▶ _Stated task_
Return the listing below verbatim. Pictures do not belong in the copy.

Recorded data:
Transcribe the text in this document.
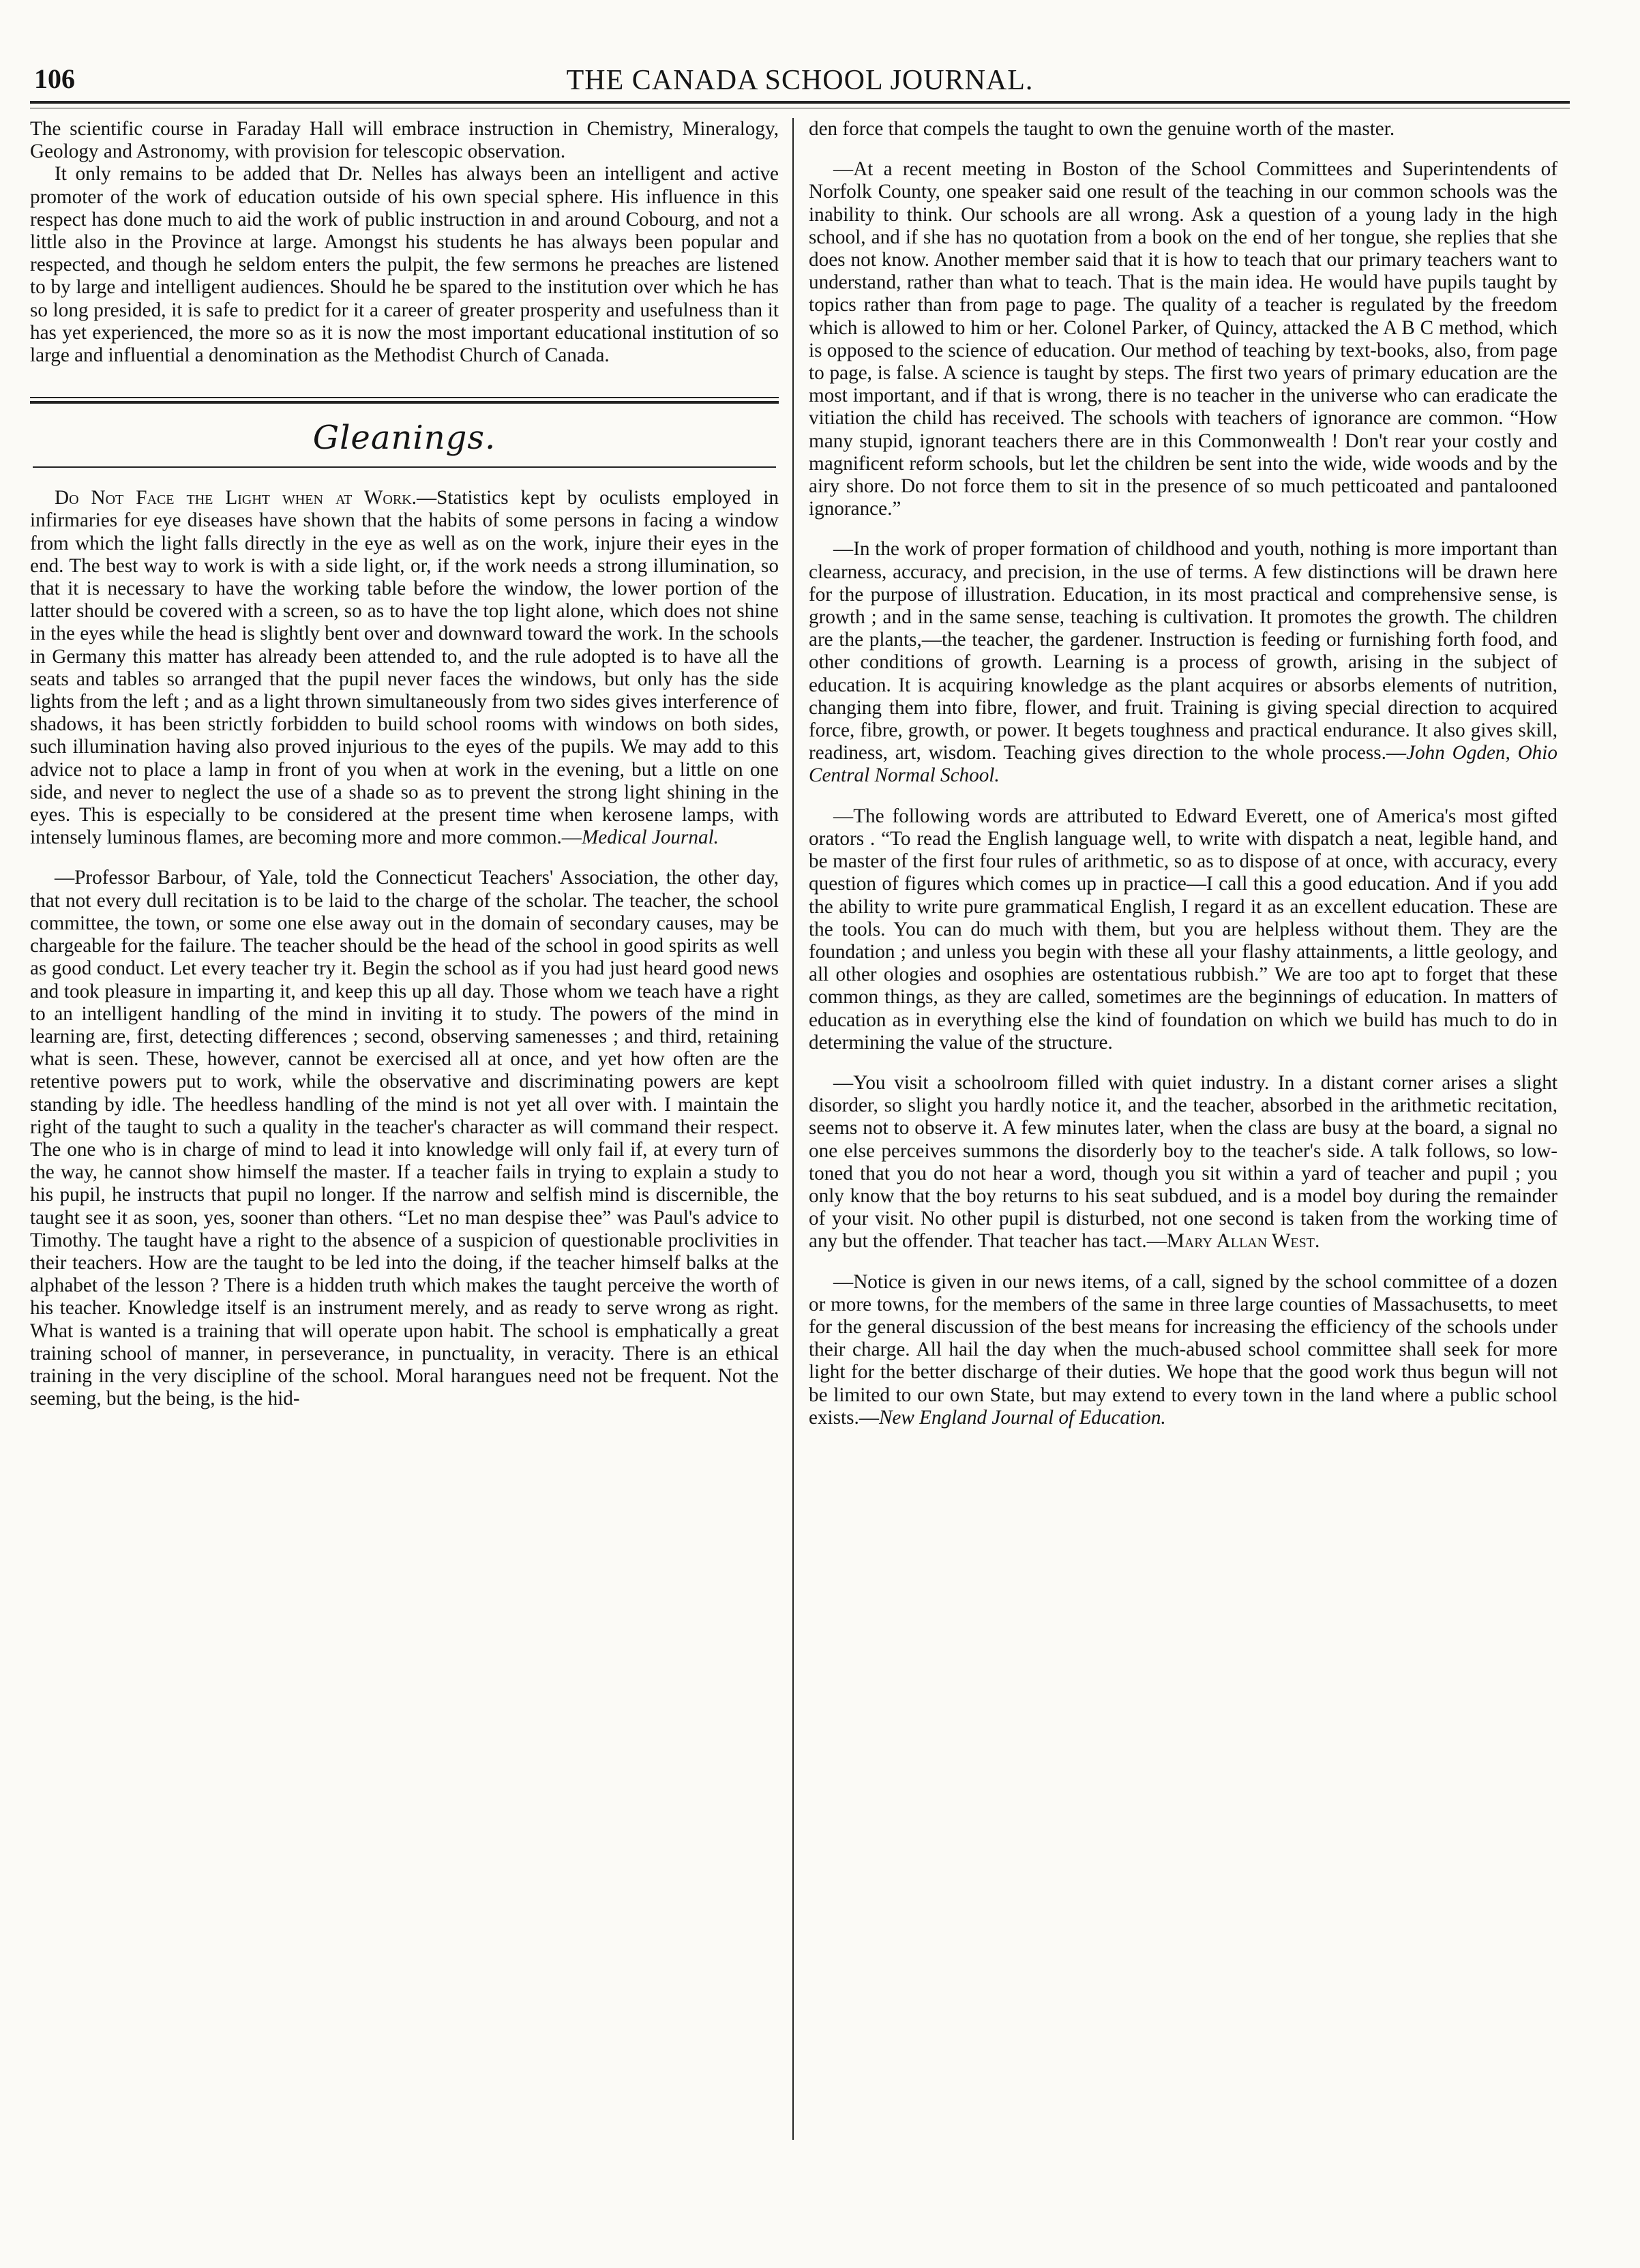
106	THE CANADA SCHOOL JOURNAL.

The scientific course in Faraday Hall will embrace instruction in Chemistry, Mineralogy, Geology and Astronomy, with provision for telescopic observation.

It only remains to be added that Dr. Nelles has always been an intelligent and active promoter of the work of education outside of his own special sphere. His influence in this respect has done much to aid the work of public instruction in and around Cobourg, and not a little also in the Province at large. Amongst his students he has always been popular and respected, and though he seldom enters the pulpit, the few sermons he preaches are listened to by large and intelligent audiences. Should he be spared to the institution over which he has so long presided, it is safe to predict for it a career of greater prosperity and usefulness than it has yet experienced, the more so as it is now the most important educational institution of so large and influential a denomination as the Methodist Church of Canada.

Gleanings.

Do Not Face the Light when at Work.—Statistics kept by oculists employed in infirmaries for eye diseases have shown that the habits of some persons in facing a window from which the light falls directly in the eye as well as on the work, injure their eyes in the end. The best way to work is with a side light, or, if the work needs a strong illumination, so that it is necessary to have the working table before the window, the lower portion of the latter should be covered with a screen, so as to have the top light alone, which does not shine in the eyes while the head is slightly bent over and downward toward the work. In the schools in Germany this matter has already been attended to, and the rule adopted is to have all the seats and tables so arranged that the pupil never faces the windows, but only has the side lights from the left ; and as a light thrown simultaneously from two sides gives interference of shadows, it has been strictly forbidden to build school rooms with windows on both sides, such illumination having also proved injurious to the eyes of the pupils. We may add to this advice not to place a lamp in front of you when at work in the evening, but a little on one side, and never to neglect the use of a shade so as to prevent the strong light shining in the eyes. This is especially to be considered at the present time when kerosene lamps, with intensely luminous flames, are becoming more and more common.—Medical Journal.

—Professor Barbour, of Yale, told the Connecticut Teachers' Association, the other day, that not every dull recitation is to be laid to the charge of the scholar. The teacher, the school committee, the town, or some one else away out in the domain of secondary causes, may be chargeable for the failure. The teacher should be the head of the school in good spirits as well as good conduct. Let every teacher try it. Begin the school as if you had just heard good news and took pleasure in imparting it, and keep this up all day. Those whom we teach have a right to an intelligent handling of the mind in inviting it to study. The powers of the mind in learning are, first, detecting differences ; second, observing samenesses ; and third, retaining what is seen. These, however, cannot be exercised all at once, and yet how often are the retentive powers put to work, while the observative and discriminating powers are kept standing by idle. The heedless handling of the mind is not yet all over with. I maintain the right of the taught to such a quality in the teacher's character as will command their respect. The one who is in charge of mind to lead it into knowledge will only fail if, at every turn of the way, he cannot show himself the master. If a teacher fails in trying to explain a study to his pupil, he instructs that pupil no longer. If the narrow and selfish mind is discernible, the taught see it as soon, yes, sooner than others. “Let no man despise thee” was Paul's advice to Timothy. The taught have a right to the absence of a suspicion of questionable proclivities in their teachers. How are the taught to be led into the doing, if the teacher himself balks at the alphabet of the lesson ? There is a hidden truth which makes the taught perceive the worth of his teacher. Knowledge itself is an instrument merely, and as ready to serve wrong as right. What is wanted is a training that will operate upon habit. The school is emphatically a great training school of manner, in perseverance, in punctuality, in veracity. There is an ethical training in the very discipline of the school. Moral harangues need not be frequent. Not the seeming, but the being, is the hid-

den force that compels the taught to own the genuine worth of the master.

—At a recent meeting in Boston of the School Committees and Superintendents of Norfolk County, one speaker said one result of the teaching in our common schools was the inability to think. Our schools are all wrong. Ask a question of a young lady in the high school, and if she has no quotation from a book on the end of her tongue, she replies that she does not know. Another member said that it is how to teach that our primary teachers want to understand, rather than what to teach. That is the main idea. He would have pupils taught by topics rather than from page to page. The quality of a teacher is regulated by the freedom which is allowed to him or her. Colonel Parker, of Quincy, attacked the A B C method, which is opposed to the science of education. Our method of teaching by text-books, also, from page to page, is false. A science is taught by steps. The first two years of primary education are the most important, and if that is wrong, there is no teacher in the universe who can eradicate the vitiation the child has received. The schools with teachers of ignorance are common. “How many stupid, ignorant teachers there are in this Commonwealth ! Don't rear your costly and magnificent reform schools, but let the children be sent into the wide, wide woods and by the airy shore. Do not force them to sit in the presence of so much petticoated and pantalooned ignorance.”

—In the work of proper formation of childhood and youth, nothing is more important than clearness, accuracy, and precision, in the use of terms. A few distinctions will be drawn here for the purpose of illustration. Education, in its most practical and comprehensive sense, is growth ; and in the same sense, teaching is cultivation. It promotes the growth. The children are the plants,—the teacher, the gardener. Instruction is feeding or furnishing forth food, and other conditions of growth. Learning is a process of growth, arising in the subject of education. It is acquiring knowledge as the plant acquires or absorbs elements of nutrition, changing them into fibre, flower, and fruit. Training is giving special direction to acquired force, fibre, growth, or power. It begets toughness and practical endurance. It also gives skill, readiness, art, wisdom. Teaching gives direction to the whole process.—John Ogden, Ohio Central Normal School.

—The following words are attributed to Edward Everett, one of America's most gifted orators . “To read the English language well, to write with dispatch a neat, legible hand, and be master of the first four rules of arithmetic, so as to dispose of at once, with accuracy, every question of figures which comes up in practice—I call this a good education. And if you add the ability to write pure grammatical English, I regard it as an excellent education. These are the tools. You can do much with them, but you are helpless without them. They are the foundation ; and unless you begin with these all your flashy attainments, a little geology, and all other ologies and osophies are ostentatious rubbish.” We are too apt to forget that these common things, as they are called, sometimes are the beginnings of education. In matters of education as in everything else the kind of foundation on which we build has much to do in determining the value of the structure.

—You visit a schoolroom filled with quiet industry. In a distant corner arises a slight disorder, so slight you hardly notice it, and the teacher, absorbed in the arithmetic recitation, seems not to observe it. A few minutes later, when the class are busy at the board, a signal no one else perceives summons the disorderly boy to the teacher's side. A talk follows, so low-toned that you do not hear a word, though you sit within a yard of teacher and pupil ; you only know that the boy returns to his seat subdued, and is a model boy during the remainder of your visit. No other pupil is disturbed, not one second is taken from the working time of any but the offender. That teacher has tact.—Mary Allan West.

—Notice is given in our news items, of a call, signed by the school committee of a dozen or more towns, for the members of the same in three large counties of Massachusetts, to meet for the general discussion of the best means for increasing the efficiency of the schools under their charge. All hail the day when the much-abused school committee shall seek for more light for the better discharge of their duties. We hope that the good work thus begun will not be limited to our own State, but may extend to every town in the land where a public school exists.—New England Journal of Education.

▶ _Answer to this task_
Transcribe the text in this document.
106	THE CANADA SCHOOL JOURNAL.

The scientific course in Faraday Hall will embrace instruction in Chemistry, Mineralogy, Geology and Astronomy, with provision for telescopic observation.

It only remains to be added that Dr. Nelles has always been an intelligent and active promoter of the work of education outside of his own special sphere. His influence in this respect has done much to aid the work of public instruction in and around Cobourg, and not a little also in the Province at large. Amongst his students he has always been popular and respected, and though he seldom enters the pulpit, the few sermons he preaches are listened to by large and intelligent audiences. Should he be spared to the institution over which he has so long presided, it is safe to predict for it a career of greater prosperity and usefulness than it has yet experienced, the more so as it is now the most important educational institution of so large and influential a denomination as the Methodist Church of Canada.

Gleanings.

Do Not Face the Light when at Work.—Statistics kept by oculists employed in infirmaries for eye diseases have shown that the habits of some persons in facing a window from which the light falls directly in the eye as well as on the work, injure their eyes in the end. The best way to work is with a side light, or, if the work needs a strong illumination, so that it is necessary to have the working table before the window, the lower portion of the latter should be covered with a screen, so as to have the top light alone, which does not shine in the eyes while the head is slightly bent over and downward toward the work. In the schools in Germany this matter has already been attended to, and the rule adopted is to have all the seats and tables so arranged that the pupil never faces the windows, but only has the side lights from the left ; and as a light thrown simultaneously from two sides gives interference of shadows, it has been strictly forbidden to build school rooms with windows on both sides, such illumination having also proved injurious to the eyes of the pupils. We may add to this advice not to place a lamp in front of you when at work in the evening, but a little on one side, and never to neglect the use of a shade so as to prevent the strong light shining in the eyes. This is especially to be considered at the present time when kerosene lamps, with intensely luminous flames, are becoming more and more common.—Medical Journal.

—Professor Barbour, of Yale, told the Connecticut Teachers' Association, the other day, that not every dull recitation is to be laid to the charge of the scholar. The teacher, the school committee, the town, or some one else away out in the domain of secondary causes, may be chargeable for the failure. The teacher should be the head of the school in good spirits as well as good conduct. Let every teacher try it. Begin the school as if you had just heard good news and took pleasure in imparting it, and keep this up all day. Those whom we teach have a right to an intelligent handling of the mind in inviting it to study. The powers of the mind in learning are, first, detecting differences ; second, observing samenesses ; and third, retaining what is seen. These, however, cannot be exercised all at once, and yet how often are the retentive powers put to work, while the observative and discriminating powers are kept standing by idle. The heedless handling of the mind is not yet all over with. I maintain the right of the taught to such a quality in the teacher's character as will command their respect. The one who is in charge of mind to lead it into knowledge will only fail if, at every turn of the way, he cannot show himself the master. If a teacher fails in trying to explain a study to his pupil, he instructs that pupil no longer. If the narrow and selfish mind is discernible, the taught see it as soon, yes, sooner than others. “Let no man despise thee” was Paul's advice to Timothy. The taught have a right to the absence of a suspicion of questionable proclivities in their teachers. How are the taught to be led into the doing, if the teacher himself balks at the alphabet of the lesson ? There is a hidden truth which makes the taught perceive the worth of his teacher. Knowledge itself is an instrument merely, and as ready to serve wrong as right. What is wanted is a training that will operate upon habit. The school is emphatically a great training school of manner, in perseverance, in punctuality, in veracity. There is an ethical training in the very discipline of the school. Moral harangues need not be frequent. Not the seeming, but the being, is the hid-

den force that compels the taught to own the genuine worth of the master.

—At a recent meeting in Boston of the School Committees and Superintendents of Norfolk County, one speaker said one result of the teaching in our common schools was the inability to think. Our schools are all wrong. Ask a question of a young lady in the high school, and if she has no quotation from a book on the end of her tongue, she replies that she does not know. Another member said that it is how to teach that our primary teachers want to understand, rather than what to teach. That is the main idea. He would have pupils taught by topics rather than from page to page. The quality of a teacher is regulated by the freedom which is allowed to him or her. Colonel Parker, of Quincy, attacked the A B C method, which is opposed to the science of education. Our method of teaching by text-books, also, from page to page, is false. A science is taught by steps. The first two years of primary education are the most important, and if that is wrong, there is no teacher in the universe who can eradicate the vitiation the child has received. The schools with teachers of ignorance are common. “How many stupid, ignorant teachers there are in this Commonwealth ! Don't rear your costly and magnificent reform schools, but let the children be sent into the wide, wide woods and by the airy shore. Do not force them to sit in the presence of so much petticoated and pantalooned ignorance.”

—In the work of proper formation of childhood and youth, nothing is more important than clearness, accuracy, and precision, in the use of terms. A few distinctions will be drawn here for the purpose of illustration. Education, in its most practical and comprehensive sense, is growth ; and in the same sense, teaching is cultivation. It promotes the growth. The children are the plants,—the teacher, the gardener. Instruction is feeding or furnishing forth food, and other conditions of growth. Learning is a process of growth, arising in the subject of education. It is acquiring knowledge as the plant acquires or absorbs elements of nutrition, changing them into fibre, flower, and fruit. Training is giving special direction to acquired force, fibre, growth, or power. It begets toughness and practical endurance. It also gives skill, readiness, art, wisdom. Teaching gives direction to the whole process.—John Ogden, Ohio Central Normal School.

—The following words are attributed to Edward Everett, one of America's most gifted orators . “To read the English language well, to write with dispatch a neat, legible hand, and be master of the first four rules of arithmetic, so as to dispose of at once, with accuracy, every question of figures which comes up in practice—I call this a good education. And if you add the ability to write pure grammatical English, I regard it as an excellent education. These are the tools. You can do much with them, but you are helpless without them. They are the foundation ; and unless you begin with these all your flashy attainments, a little geology, and all other ologies and osophies are ostentatious rubbish.” We are too apt to forget that these common things, as they are called, sometimes are the beginnings of education. In matters of education as in everything else the kind of foundation on which we build has much to do in determining the value of the structure.

—You visit a schoolroom filled with quiet industry. In a distant corner arises a slight disorder, so slight you hardly notice it, and the teacher, absorbed in the arithmetic recitation, seems not to observe it. A few minutes later, when the class are busy at the board, a signal no one else perceives summons the disorderly boy to the teacher's side. A talk follows, so low-toned that you do not hear a word, though you sit within a yard of teacher and pupil ; you only know that the boy returns to his seat subdued, and is a model boy during the remainder of your visit. No other pupil is disturbed, not one second is taken from the working time of any but the offender. That teacher has tact.—Mary Allan West.

—Notice is given in our news items, of a call, signed by the school committee of a dozen or more towns, for the members of the same in three large counties of Massachusetts, to meet for the general discussion of the best means for increasing the efficiency of the schools under their charge. All hail the day when the much-abused school committee shall seek for more light for the better discharge of their duties. We hope that the good work thus begun will not be limited to our own State, but may extend to every town in the land where a public school exists.—New England Journal of Education.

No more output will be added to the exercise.